Copy the data that follows exactly. Include no pictures.

##############################

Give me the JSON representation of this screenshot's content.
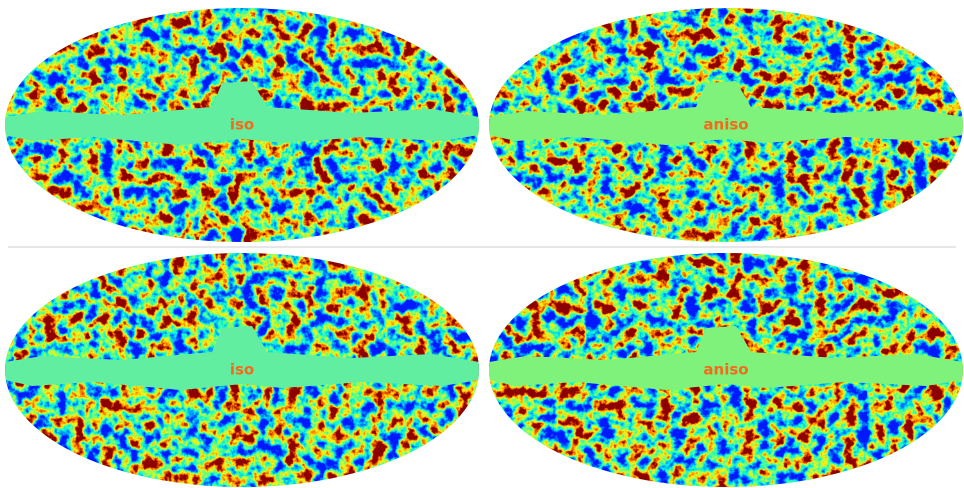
{
  "panels": [
    {
      "label": "iso"
    },
    {
      "label": "aniso"
    },
    {
      "label": "iso"
    },
    {
      "label": "aniso"
    }
  ]
}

##############################

— SOLUTION FOR THIS EXERCISE —
Give me the JSON representation of this screenshot's content.
{
  "panels": [
    {
      "label": "iso"
    },
    {
      "label": "aniso"
    },
    {
      "label": "iso"
    },
    {
      "label": "aniso"
    }
  ]
}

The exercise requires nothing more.